Objective: Read the material below and tally how many lines hold the word "المشيخة", giving the number and nothing else.

━━━ Information supplied ━━━

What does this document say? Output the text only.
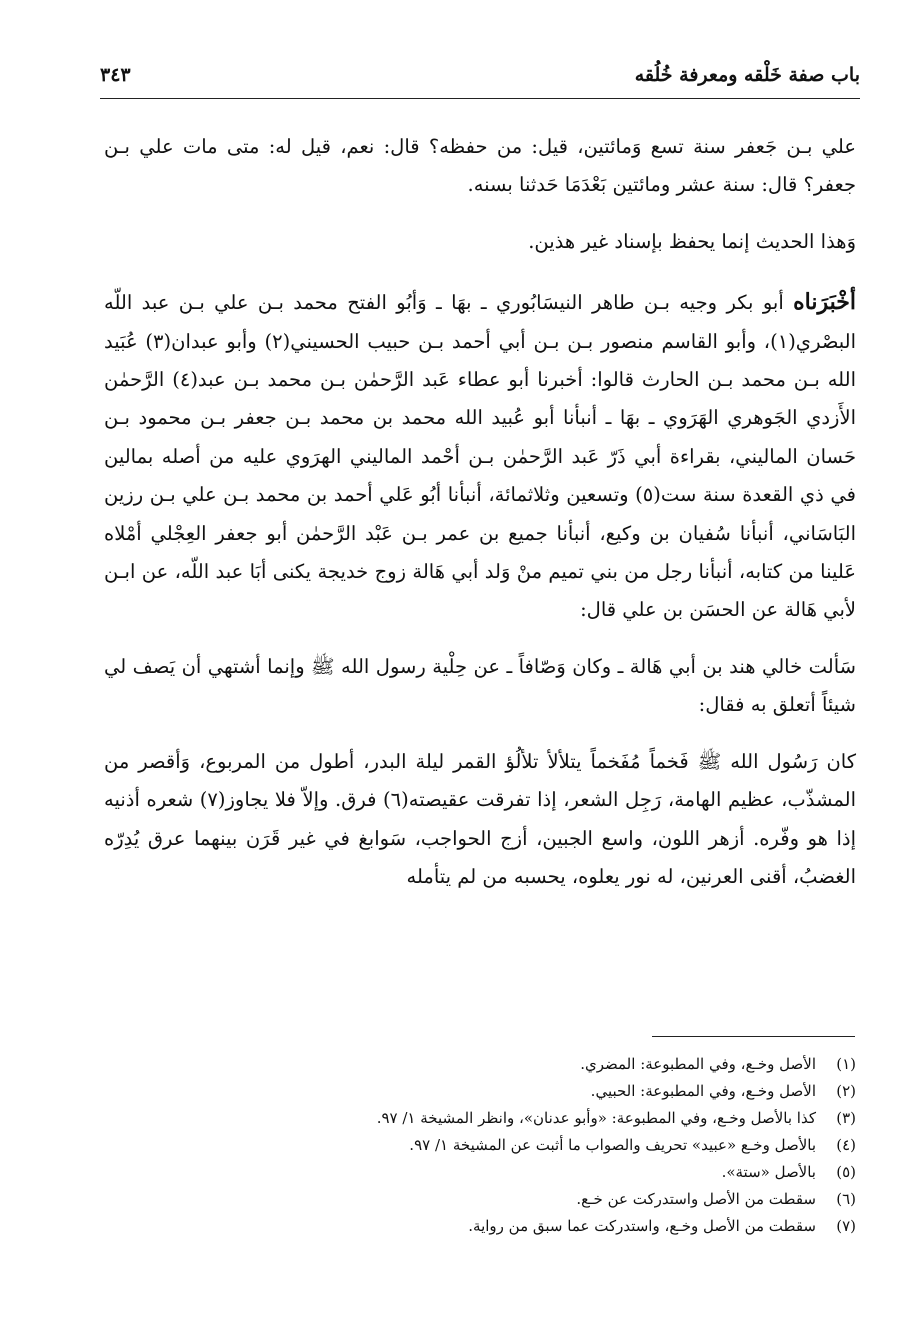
باب صفة خَلْقه ومعرفة خُلُقه
٣٤٣

علي بـن جَعفر سنة تسع وَمائتين، قيل: من حفظه؟ قال: نعم، قيل له: متى مات علي بـن جعفر؟ قال: سنة عشر ومائتين بَعْدَمَا حَدثنا بسنه.

وَهذا الحديث إنما يحفظ بإسناد غير هذين.

أخْبَرَناه أبو بكر وجيه بـن طاهر النيسَابُوري ـ بهَا ـ وَأبُو الفتح محمد بـن علي بـن عبد اللّه البصْري(١)، وأبو القاسم منصور بـن بـن أبي أحمد بـن حبيب الحسيني(٢) وأبو عبدان(٣) عُبَيد الله بـن محمد بـن الحارث قالوا: أخبرنا أبو عطاء عَبد الرَّحمٰن بـن محمد بـن عبد(٤) الرَّحمٰن الأَزدي الجَوهري الهَرَوي ـ بهَا ـ أنبأنا أبو عُبيد الله محمد بن محمد بـن جعفر بـن محمود بـن حَسان الماليني، بقراءة أبي ذَرّ عَبد الرَّحمٰن بـن أحْمد الماليني الهرَوي عليه من أصله بمالين في ذي القعدة سنة ست(٥) وتسعين وثلاثمائة، أنبأنا أبُو عَلي أحمد بن محمد بـن علي بـن رزين البَاسَاني، أنبأنا سُفيان بن وكيع، أنبأنا جميع بن عمر بـن عَبْد الرَّحمٰن أبو جعفر العِجْلي أمْلاه عَلينا من كتابه، أنبأنا رجل من بني تميم منْ وَلد أبي هَالة زوج خديجة يكنى أبَا عبد اللّه، عن ابـن لأبي هَالة عن الحسَن بن علي قال:

سَألت خالي هند بن أبي هَالة ـ وكان وَصّافاً ـ عن حِلْية رسول الله ﷺ وإنما أشتهي أن يَصف لي شيئاً أتعلق به فقال:

كان رَسُول الله ﷺ فَخماً مُفَخماً يتلألأ تلألُؤ القمر ليلة البدر، أطول من المربوع، وَأقصر من المشذّب، عظيم الهامة، رَجِل الشعر، إذا تفرقت عقيصته(٦) فرق. وإلاّ فلا يجاوز(٧) شعره أذنيه إذا هو وفّره. أزهر اللون، واسع الجبين، أزج الحواجب، سَوابغ في غير قَرَن بينهما عرق يُدِرّه الغضبُ، أقنى العرنين، له نور يعلوه، يحسبه من لم يتأمله

(١)الأصل وخـع، وفي المطبوعة: المضري.
(٢)الأصل وخـع، وفي المطبوعة: الحبيي.
(٣)كذا بالأصل وخـع، وفي المطبوعة: «وأبو عدنان»، وانظر المشيخة ١/ ٩٧.
(٤)بالأصل وخـع «عبيد» تحريف والصواب ما أثبت عن المشيخة ١/ ٩٧.
(٥)بالأصل «ستة».
(٦)سقطت من الأصل واستدركت عن خـع.
(٧)سقطت من الأصل وخـع، واستدركت عما سبق من رواية.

━━━

Full solution: 2